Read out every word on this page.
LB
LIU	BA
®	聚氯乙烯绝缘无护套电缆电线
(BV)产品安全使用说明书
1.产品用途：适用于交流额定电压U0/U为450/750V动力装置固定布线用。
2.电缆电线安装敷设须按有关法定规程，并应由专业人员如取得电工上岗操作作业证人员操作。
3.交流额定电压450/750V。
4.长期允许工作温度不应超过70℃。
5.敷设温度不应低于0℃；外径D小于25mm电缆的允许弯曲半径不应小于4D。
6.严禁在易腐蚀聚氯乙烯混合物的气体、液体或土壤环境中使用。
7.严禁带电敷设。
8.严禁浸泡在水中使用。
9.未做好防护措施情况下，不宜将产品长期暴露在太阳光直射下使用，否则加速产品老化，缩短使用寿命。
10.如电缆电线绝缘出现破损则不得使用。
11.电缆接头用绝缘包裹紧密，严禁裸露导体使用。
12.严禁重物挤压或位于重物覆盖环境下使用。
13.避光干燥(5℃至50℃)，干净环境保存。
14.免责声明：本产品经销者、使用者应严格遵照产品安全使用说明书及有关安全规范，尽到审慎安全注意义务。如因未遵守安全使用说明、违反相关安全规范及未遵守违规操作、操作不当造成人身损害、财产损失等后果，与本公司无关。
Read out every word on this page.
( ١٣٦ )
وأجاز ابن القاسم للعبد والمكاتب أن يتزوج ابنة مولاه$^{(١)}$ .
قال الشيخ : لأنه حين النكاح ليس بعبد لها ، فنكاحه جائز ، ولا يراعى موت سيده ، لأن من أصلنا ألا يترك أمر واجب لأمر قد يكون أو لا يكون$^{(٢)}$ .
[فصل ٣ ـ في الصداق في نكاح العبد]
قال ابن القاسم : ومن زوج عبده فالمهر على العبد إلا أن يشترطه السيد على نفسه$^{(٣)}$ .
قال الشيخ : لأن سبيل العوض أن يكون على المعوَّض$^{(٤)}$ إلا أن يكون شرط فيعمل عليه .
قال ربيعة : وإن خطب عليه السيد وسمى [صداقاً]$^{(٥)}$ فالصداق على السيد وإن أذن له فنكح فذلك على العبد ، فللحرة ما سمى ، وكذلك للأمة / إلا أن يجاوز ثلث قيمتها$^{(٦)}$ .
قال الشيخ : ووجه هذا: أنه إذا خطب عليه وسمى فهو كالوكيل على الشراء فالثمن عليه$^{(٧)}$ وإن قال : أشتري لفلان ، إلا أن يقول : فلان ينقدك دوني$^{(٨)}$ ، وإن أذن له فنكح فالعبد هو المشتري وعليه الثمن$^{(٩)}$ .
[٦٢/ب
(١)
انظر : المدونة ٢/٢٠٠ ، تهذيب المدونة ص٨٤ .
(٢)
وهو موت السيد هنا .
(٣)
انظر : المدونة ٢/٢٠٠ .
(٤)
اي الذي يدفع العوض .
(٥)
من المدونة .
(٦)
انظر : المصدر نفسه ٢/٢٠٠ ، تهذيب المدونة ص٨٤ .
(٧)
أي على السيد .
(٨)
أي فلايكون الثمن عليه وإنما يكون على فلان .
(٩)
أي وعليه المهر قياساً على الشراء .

- - -

• _Written instruction_: Report each line of the material above where the word "تهذيب" appears.

• _Reply to the exercise_:
انظر : المدونة ٢/٢٠٠ ، تهذيب المدونة ص٨٤ .
انظر : المصدر نفسه ٢/٢٠٠ ، تهذيب المدونة ص٨٤ .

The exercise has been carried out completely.